Nancy French—wife of David French, and a staunch wingnut in her own right—had a piece in The Washington Post on Friday about the Brett Kavanaugh situation and, in it, she slow-dances with one of the unkillable zombie lies of my career. To wit:

These arguments aren’t new, but they’ve always been flawed. In 2003, Boston Globe Magazine writer Charles P. Pierce wrote a profile of Sen. Ted Kennedy (D-Mass.). The article addressed Mary Jo Kopechne, who was the passenger in Kennedy’s car in 1969 and was killed after he veered off the road into the waters off Chappaquiddick Island. After explaining how her death had haunted Kennedy’s political aspirations, Pierce ended with two sentences that show the utter inadequacy and impotence of Prager’s “moral bank account” concept: “If she had lived, Mary Jo Kopechne would be 62 years old. Through his tireless work as a legislator, Edward Kennedy would have brought comfort to her in her old age.” Prager, a Republican, almost certainly wouldn’t accept Pierce’s absolution of Kennedy.

(It is here where a snarky person would add that French's op-ed offal already had occasioned one correction: she had the Boston Globe story running in 2009 when it ran in 2003. Nice googling.)

Christ, I'm tired of explaining this. Instead, I will quote the relevant passages so you can make up your own minds.

If his name were Edward Moore . . .

His brothers might be alive. His life might have been easier, not having mattered much to anyone beyond its own boundaries. His first marriage might have survived, and, if it had not, Joan Kennedy's problems would have been her own, and not grist for the public gossips. It might not have mattered to anyone, the fistfight outside the Manhattan saloon, the foozling with waitresses in Washington restaurants, the image of him in his nightshirt, during Holy Week (Jesus God!), going out for a couple of pops with the younger set in Palm Beach and winding up testifying in the middle of a rape trial. His second marriage simply would have been a second marriage, and Vicki Kennedy would not have found herself dragooned into the role of The Good Fairy in yet another Kennedy epiphany narrative.

All of this would not have mattered, if his name were Edward Moore.

And what of the dead woman? On July 18, 1969, on the weekend that man first walked on the moon, a 28-year-old named Mary Jo Kopechne drowned in his automobile. Plutocrats' justice and an implausible (but effective) coverup ensued. And, ever since, she's always been there: during Watergate, when Barry Goldwater told Kennedy that even Richard Nixon didn't need lectures from him; in 1980, when his presidential campaign was shot down virtually at its launch; during the hearings into the confirmation of Clarence Thomas, when Kennedy's transgressions gagged him and made him the butt of all the jokes.

### [Task requirements]
- A) In the post about Nancy French's op-ed and the Kennedy profile, why does the writer quote passages from the profile instead of explaining the matter? Answer in one to three sentences.
- B) Go on with the post about Nancy French's op-ed and the Kennedy profile, starting right after its last sentence.

### [Listing]
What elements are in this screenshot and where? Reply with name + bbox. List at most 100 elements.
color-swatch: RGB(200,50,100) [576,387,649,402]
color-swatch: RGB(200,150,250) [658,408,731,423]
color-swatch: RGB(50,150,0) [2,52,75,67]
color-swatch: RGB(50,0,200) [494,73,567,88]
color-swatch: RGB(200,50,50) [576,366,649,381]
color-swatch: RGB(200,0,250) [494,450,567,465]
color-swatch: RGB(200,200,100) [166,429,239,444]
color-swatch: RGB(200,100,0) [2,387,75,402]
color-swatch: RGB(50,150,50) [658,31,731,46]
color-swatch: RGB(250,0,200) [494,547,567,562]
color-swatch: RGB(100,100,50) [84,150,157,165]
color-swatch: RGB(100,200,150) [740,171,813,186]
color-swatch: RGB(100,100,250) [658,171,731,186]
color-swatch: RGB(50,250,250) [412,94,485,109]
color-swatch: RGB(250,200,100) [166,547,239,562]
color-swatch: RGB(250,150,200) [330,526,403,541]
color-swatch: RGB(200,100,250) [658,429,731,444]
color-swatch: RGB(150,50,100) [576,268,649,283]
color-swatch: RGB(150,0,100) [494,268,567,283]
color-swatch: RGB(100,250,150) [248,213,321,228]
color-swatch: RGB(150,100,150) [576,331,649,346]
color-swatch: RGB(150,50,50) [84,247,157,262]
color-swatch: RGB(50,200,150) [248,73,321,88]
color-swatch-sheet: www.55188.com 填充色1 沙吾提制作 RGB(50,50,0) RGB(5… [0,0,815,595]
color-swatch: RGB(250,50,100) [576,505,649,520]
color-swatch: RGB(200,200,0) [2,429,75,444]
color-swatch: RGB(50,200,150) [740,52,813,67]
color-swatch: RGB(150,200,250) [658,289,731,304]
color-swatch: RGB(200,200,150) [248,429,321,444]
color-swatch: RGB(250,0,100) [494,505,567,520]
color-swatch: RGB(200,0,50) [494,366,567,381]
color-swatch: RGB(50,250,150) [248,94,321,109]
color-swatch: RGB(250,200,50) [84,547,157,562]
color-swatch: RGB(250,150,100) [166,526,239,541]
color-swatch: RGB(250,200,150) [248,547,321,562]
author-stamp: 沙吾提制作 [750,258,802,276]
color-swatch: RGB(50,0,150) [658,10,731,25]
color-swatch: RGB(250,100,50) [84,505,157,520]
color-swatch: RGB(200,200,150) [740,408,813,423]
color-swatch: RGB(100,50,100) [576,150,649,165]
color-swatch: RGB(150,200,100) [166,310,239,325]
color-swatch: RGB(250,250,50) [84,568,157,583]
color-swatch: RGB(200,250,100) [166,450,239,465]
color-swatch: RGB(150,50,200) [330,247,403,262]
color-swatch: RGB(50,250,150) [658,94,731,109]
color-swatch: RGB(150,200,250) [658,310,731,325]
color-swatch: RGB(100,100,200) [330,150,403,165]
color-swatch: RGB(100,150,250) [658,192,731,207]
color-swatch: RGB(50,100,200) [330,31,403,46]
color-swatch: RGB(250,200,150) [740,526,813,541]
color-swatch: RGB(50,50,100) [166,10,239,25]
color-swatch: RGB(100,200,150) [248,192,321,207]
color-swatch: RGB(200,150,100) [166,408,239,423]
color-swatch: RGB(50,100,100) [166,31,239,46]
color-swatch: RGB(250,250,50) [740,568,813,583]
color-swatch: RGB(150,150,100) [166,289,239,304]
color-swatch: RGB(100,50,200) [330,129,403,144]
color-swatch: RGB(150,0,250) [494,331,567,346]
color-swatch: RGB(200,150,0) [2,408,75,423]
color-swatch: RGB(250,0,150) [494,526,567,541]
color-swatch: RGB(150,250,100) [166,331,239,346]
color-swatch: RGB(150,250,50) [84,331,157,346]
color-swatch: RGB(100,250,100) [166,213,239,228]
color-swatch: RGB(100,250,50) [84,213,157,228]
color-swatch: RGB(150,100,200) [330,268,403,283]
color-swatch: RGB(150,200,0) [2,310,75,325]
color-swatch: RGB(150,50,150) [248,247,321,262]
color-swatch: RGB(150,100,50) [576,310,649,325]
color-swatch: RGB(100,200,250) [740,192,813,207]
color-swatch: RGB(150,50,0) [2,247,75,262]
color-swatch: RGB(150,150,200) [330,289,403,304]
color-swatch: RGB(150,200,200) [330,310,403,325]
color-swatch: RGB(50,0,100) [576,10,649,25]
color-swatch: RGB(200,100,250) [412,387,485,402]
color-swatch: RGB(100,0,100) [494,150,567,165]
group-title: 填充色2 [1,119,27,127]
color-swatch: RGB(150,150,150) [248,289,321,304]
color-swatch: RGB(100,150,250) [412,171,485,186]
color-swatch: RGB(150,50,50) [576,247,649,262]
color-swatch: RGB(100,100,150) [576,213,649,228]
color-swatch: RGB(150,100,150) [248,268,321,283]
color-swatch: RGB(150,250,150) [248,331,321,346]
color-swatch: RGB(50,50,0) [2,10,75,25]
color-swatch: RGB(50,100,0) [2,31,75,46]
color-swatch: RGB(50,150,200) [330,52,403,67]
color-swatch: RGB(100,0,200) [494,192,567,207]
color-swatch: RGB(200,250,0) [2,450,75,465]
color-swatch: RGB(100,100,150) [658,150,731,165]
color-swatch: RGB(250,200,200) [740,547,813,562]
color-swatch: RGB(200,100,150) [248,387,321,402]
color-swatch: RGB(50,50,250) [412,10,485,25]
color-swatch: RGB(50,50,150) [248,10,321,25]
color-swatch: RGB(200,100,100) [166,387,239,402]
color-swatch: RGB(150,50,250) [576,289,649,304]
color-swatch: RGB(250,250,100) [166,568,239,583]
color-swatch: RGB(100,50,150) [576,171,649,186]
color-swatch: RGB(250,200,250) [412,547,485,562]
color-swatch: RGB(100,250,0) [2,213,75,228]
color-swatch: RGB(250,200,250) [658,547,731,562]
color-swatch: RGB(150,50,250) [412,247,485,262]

### [Answers to the exercises]
- A) The writer is tired of explaining it again. Quoting the relevant passages lets readers make up their own minds.

- B)
She's always there. Even if she doesn't fit in the narrative line, she is so much of the dark energy behind it. She denies to him forever the moral credibility that lay behind not merely all those rhetorical thunderclaps that came so easily in the New Frontier but also Robert Kennedy's anguished appeals to the country's better angels. He was forced from the rhetoric of moral outrage and into the incremental nitty-gritty of social justice. He learned to plod, because soaring made him look ridiculous. "It's really 3 yards and a cloud of dust with him," says his son Patrick. And if his name were Edward Moore, he would have done time...

...And that's the key. That's how you survive what he's survived. That's how you move forward, one step after another, even though your name is Edward Moore Kennedy. You work, always, as though your name were Edward Moore. If she had lived, Mary Jo Kopechne would be 62 years old.
Through his tireless work as a legislator, Edward Kennedy would have brought comfort to her in her old age.

It was plain to me, to fair-minded readers, and, I assure you, to almost all of the Kennedy inner circle, that I was taking a hard, clean shot at EMK, and certainly an unprecedented one at the Globe. (The late Adam Clymer, who just passed away, and had written a laudatory biography of Kennedy, wrote me a note asking how I "knew" the senator would have done time, had he not been The Senator. I mean, please) It was clear to media critic Dan Kennedy, twice. It was even clear to James Taranto at National Review, who called it "a paragraph of pure poison."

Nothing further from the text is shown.